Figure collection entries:
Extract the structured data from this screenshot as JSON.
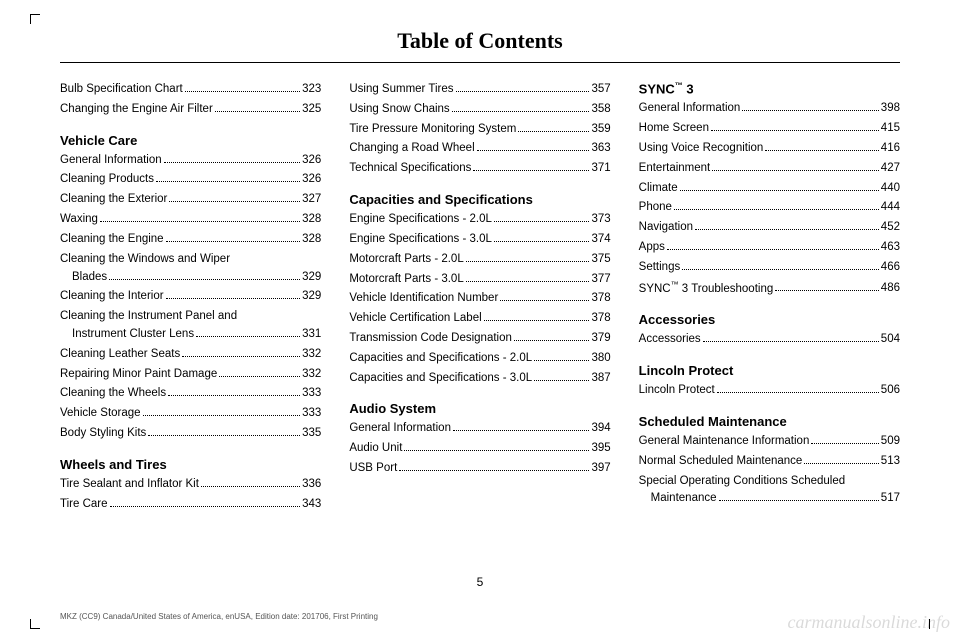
{
  "title": "Table of Contents",
  "page_number": "5",
  "footer_left": "MKZ (CC9) Canada/United States of America, enUSA, Edition date: 201706, First Printing",
  "watermark": "carmanualsonline.info",
  "columns": [
    {
      "groups": [
        {
          "heading": null,
          "entries": [
            {
              "label": "Bulb Specification Chart",
              "page": "323"
            },
            {
              "label": "Changing the Engine Air Filter",
              "page": "325"
            }
          ]
        },
        {
          "heading": "Vehicle Care",
          "entries": [
            {
              "label": "General Information",
              "page": "326"
            },
            {
              "label": "Cleaning Products",
              "page": "326"
            },
            {
              "label": "Cleaning the Exterior",
              "page": "327"
            },
            {
              "label": "Waxing",
              "page": "328"
            },
            {
              "label": "Cleaning the Engine",
              "page": "328"
            },
            {
              "label": "Cleaning the Windows and Wiper",
              "label2": "Blades",
              "page": "329"
            },
            {
              "label": "Cleaning the Interior",
              "page": "329"
            },
            {
              "label": "Cleaning the Instrument Panel and",
              "label2": "Instrument Cluster Lens",
              "page": "331"
            },
            {
              "label": "Cleaning Leather Seats",
              "page": "332"
            },
            {
              "label": "Repairing Minor Paint Damage",
              "page": "332"
            },
            {
              "label": "Cleaning the Wheels",
              "page": "333"
            },
            {
              "label": "Vehicle Storage",
              "page": "333"
            },
            {
              "label": "Body Styling Kits",
              "page": "335"
            }
          ]
        },
        {
          "heading": "Wheels and Tires",
          "entries": [
            {
              "label": "Tire Sealant and Inflator Kit",
              "page": "336"
            },
            {
              "label": "Tire Care",
              "page": "343"
            }
          ]
        }
      ]
    },
    {
      "groups": [
        {
          "heading": null,
          "entries": [
            {
              "label": "Using Summer Tires",
              "page": "357"
            },
            {
              "label": "Using Snow Chains",
              "page": "358"
            },
            {
              "label": "Tire Pressure Monitoring System",
              "page": "359"
            },
            {
              "label": "Changing a Road Wheel",
              "page": "363"
            },
            {
              "label": "Technical Specifications",
              "page": "371"
            }
          ]
        },
        {
          "heading": "Capacities and Specifications",
          "entries": [
            {
              "label": "Engine Specifications - 2.0L",
              "page": "373"
            },
            {
              "label": "Engine Specifications - 3.0L",
              "page": "374"
            },
            {
              "label": "Motorcraft Parts - 2.0L",
              "page": "375"
            },
            {
              "label": "Motorcraft Parts - 3.0L",
              "page": "377"
            },
            {
              "label": "Vehicle Identification Number",
              "page": "378"
            },
            {
              "label": "Vehicle Certification Label",
              "page": "378"
            },
            {
              "label": "Transmission Code Designation",
              "page": "379"
            },
            {
              "label": "Capacities and Specifications - 2.0L",
              "page": "380"
            },
            {
              "label": "Capacities and Specifications - 3.0L",
              "page": "387"
            }
          ]
        },
        {
          "heading": "Audio System",
          "entries": [
            {
              "label": "General Information",
              "page": "394"
            },
            {
              "label": "Audio Unit",
              "page": "395"
            },
            {
              "label": "USB Port",
              "page": "397"
            }
          ]
        }
      ]
    },
    {
      "groups": [
        {
          "heading": "SYNC™ 3",
          "entries": [
            {
              "label": "General Information",
              "page": "398"
            },
            {
              "label": "Home Screen",
              "page": "415"
            },
            {
              "label": "Using Voice Recognition",
              "page": "416"
            },
            {
              "label": "Entertainment",
              "page": "427"
            },
            {
              "label": "Climate",
              "page": "440"
            },
            {
              "label": "Phone",
              "page": "444"
            },
            {
              "label": "Navigation",
              "page": "452"
            },
            {
              "label": "Apps",
              "page": "463"
            },
            {
              "label": "Settings",
              "page": "466"
            },
            {
              "label": "SYNC™ 3 Troubleshooting",
              "page": "486"
            }
          ]
        },
        {
          "heading": "Accessories",
          "entries": [
            {
              "label": "Accessories",
              "page": "504"
            }
          ]
        },
        {
          "heading": "Lincoln Protect",
          "entries": [
            {
              "label": "Lincoln Protect",
              "page": "506"
            }
          ]
        },
        {
          "heading": "Scheduled Maintenance",
          "entries": [
            {
              "label": "General Maintenance Information",
              "page": "509"
            },
            {
              "label": "Normal Scheduled Maintenance",
              "page": "513"
            },
            {
              "label": "Special Operating Conditions Scheduled",
              "label2": "Maintenance",
              "page": "517"
            }
          ]
        }
      ]
    }
  ]
}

- _TASK TO COMPLETE_: Of all the lines in the data above, state how many include "Wheels". Say only the number.

- _SOLUTION_: 2